**MATERIAL FOR THE TASK:**

:::::

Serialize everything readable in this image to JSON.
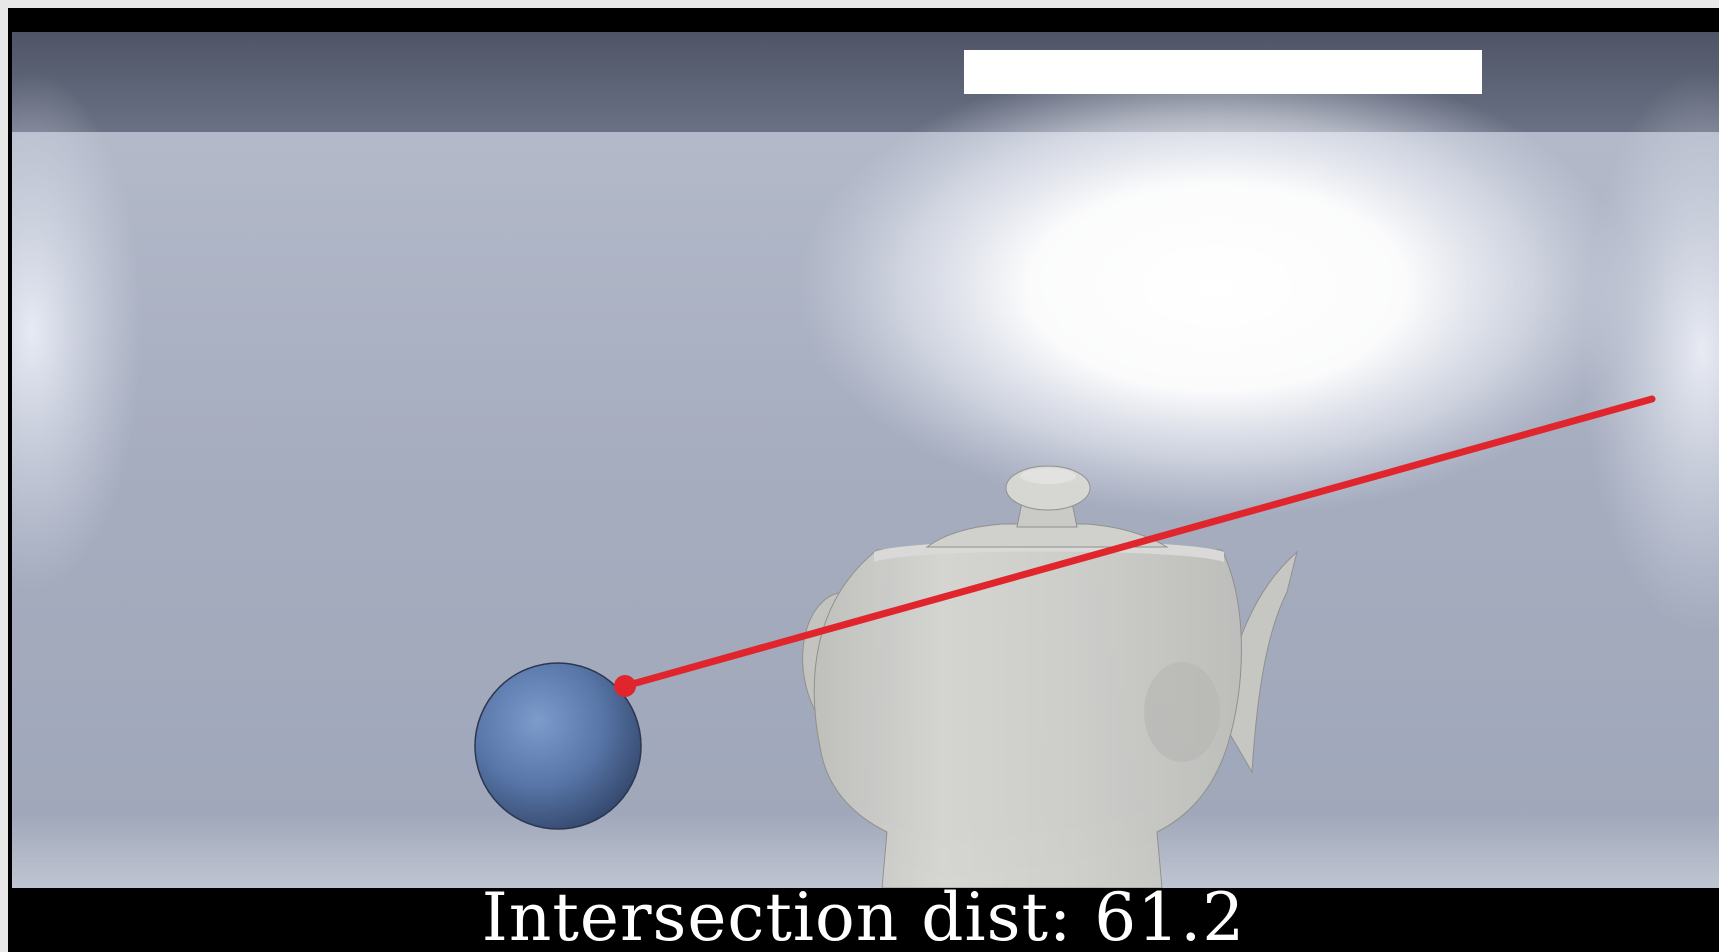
{
  "caption": {
    "label": "Intersection dist:",
    "value": "61.2"
  },
  "scene": {
    "objects": [
      "sphere",
      "teapot",
      "area-light"
    ],
    "ray_color": "#e0262c",
    "sphere_color": "#5a7aae",
    "teapot_color": "#d2d2cd",
    "light_color": "#ffffff",
    "wall_color": "#a9b0c2",
    "ceiling_color": "#5e6477"
  }
}
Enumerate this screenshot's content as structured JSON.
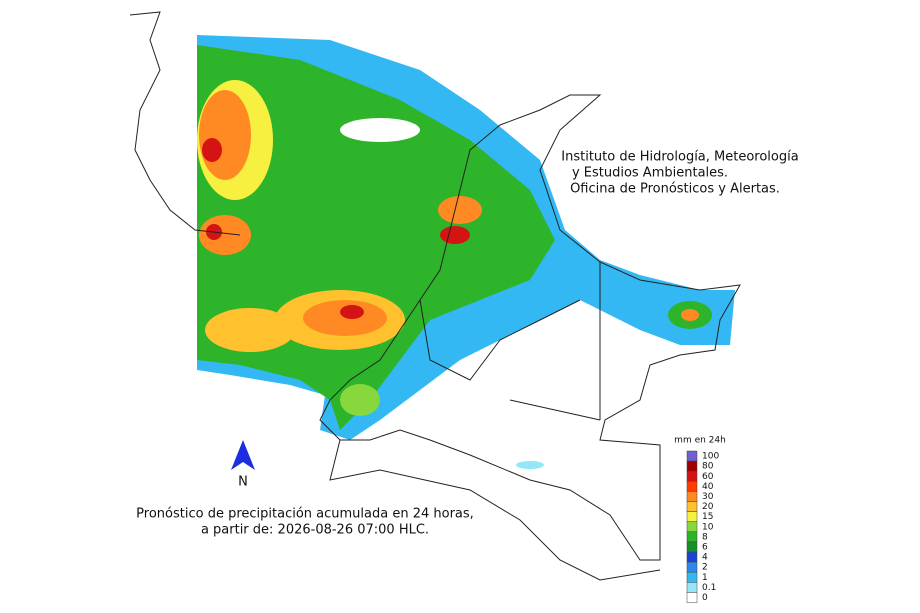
{
  "header": {
    "lines": [
      "Instituto de Hidrología, Meteorología",
      "y Estudios Ambientales.",
      "Oficina de Pronósticos y Alertas."
    ]
  },
  "caption": {
    "lines": [
      "Pronóstico de precipitación acumulada en 24 horas,",
      "a partir de: 2026-08-26 07:00 HLC."
    ]
  },
  "north_label": "N",
  "legend": {
    "title": "mm en 24h",
    "items": [
      {
        "value": 100,
        "color": "#7060d0"
      },
      {
        "value": 80,
        "color": "#a00000"
      },
      {
        "value": 60,
        "color": "#d41414"
      },
      {
        "value": 40,
        "color": "#ff3c00"
      },
      {
        "value": 30,
        "color": "#ff8a24"
      },
      {
        "value": 20,
        "color": "#ffc22e"
      },
      {
        "value": 15,
        "color": "#f8f040"
      },
      {
        "value": 10,
        "color": "#86d83c"
      },
      {
        "value": 8,
        "color": "#2eb42a"
      },
      {
        "value": 6,
        "color": "#16902a"
      },
      {
        "value": 4,
        "color": "#1c44d0"
      },
      {
        "value": 2,
        "color": "#2e86f0"
      },
      {
        "value": 1,
        "color": "#34b8f4"
      },
      {
        "value": 0.1,
        "color": "#92e8f8"
      },
      {
        "value": 0,
        "color": "#ffffff"
      }
    ]
  }
}
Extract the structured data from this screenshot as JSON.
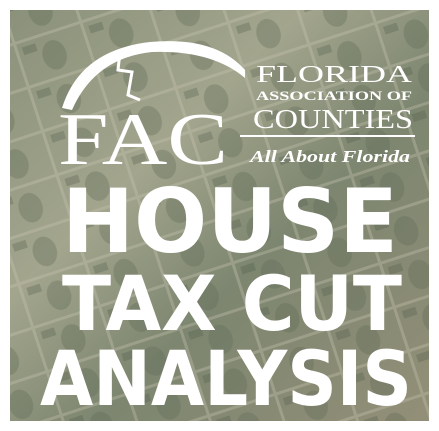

:::::

**TASK REQUIREMENTS:** All the lines above are to be given again exactly as they read, with the pictures removed.

**ANSWER TO THE TASK:**
Serialize everything readable in this image to JSON.
{
  "caption": {
    "label": "Intersection dist:",
    "value": "61.2"
  },
  "scene": {
    "objects": [
      "sphere",
      "teapot",
      "area-light"
    ],
    "ray_color": "#e0262c",
    "sphere_color": "#5a7aae",
    "teapot_color": "#d2d2cd",
    "light_color": "#ffffff",
    "wall_color": "#a9b0c2",
    "ceiling_color": "#5e6477"
  }
}
Enumerate this screenshot's content as structured JSON.
{
  "header": {
    "lines": [
      "Instituto de Hidrología, Meteorología",
      "y Estudios Ambientales.",
      "Oficina de Pronósticos y Alertas."
    ]
  },
  "caption": {
    "lines": [
      "Pronóstico de precipitación acumulada en 24 horas,",
      "a partir de: 2026-08-26 07:00 HLC."
    ]
  },
  "north_label": "N",
  "legend": {
    "title": "mm en 24h",
    "items": [
      {
        "value": 100,
        "color": "#7060d0"
      },
      {
        "value": 80,
        "color": "#a00000"
      },
      {
        "value": 60,
        "color": "#d41414"
      },
      {
        "value": 40,
        "color": "#ff3c00"
      },
      {
        "value": 30,
        "color": "#ff8a24"
      },
      {
        "value": 20,
        "color": "#ffc22e"
      },
      {
        "value": 15,
        "color": "#f8f040"
      },
      {
        "value": 10,
        "color": "#86d83c"
      },
      {
        "value": 8,
        "color": "#2eb42a"
      },
      {
        "value": 6,
        "color": "#16902a"
      },
      {
        "value": 4,
        "color": "#1c44d0"
      },
      {
        "value": 2,
        "color": "#2e86f0"
      },
      {
        "value": 1,
        "color": "#34b8f4"
      },
      {
        "value": 0.1,
        "color": "#92e8f8"
      },
      {
        "value": 0,
        "color": "#ffffff"
      }
    ]
  }
}
Extract the structured data from this screenshot as JSON.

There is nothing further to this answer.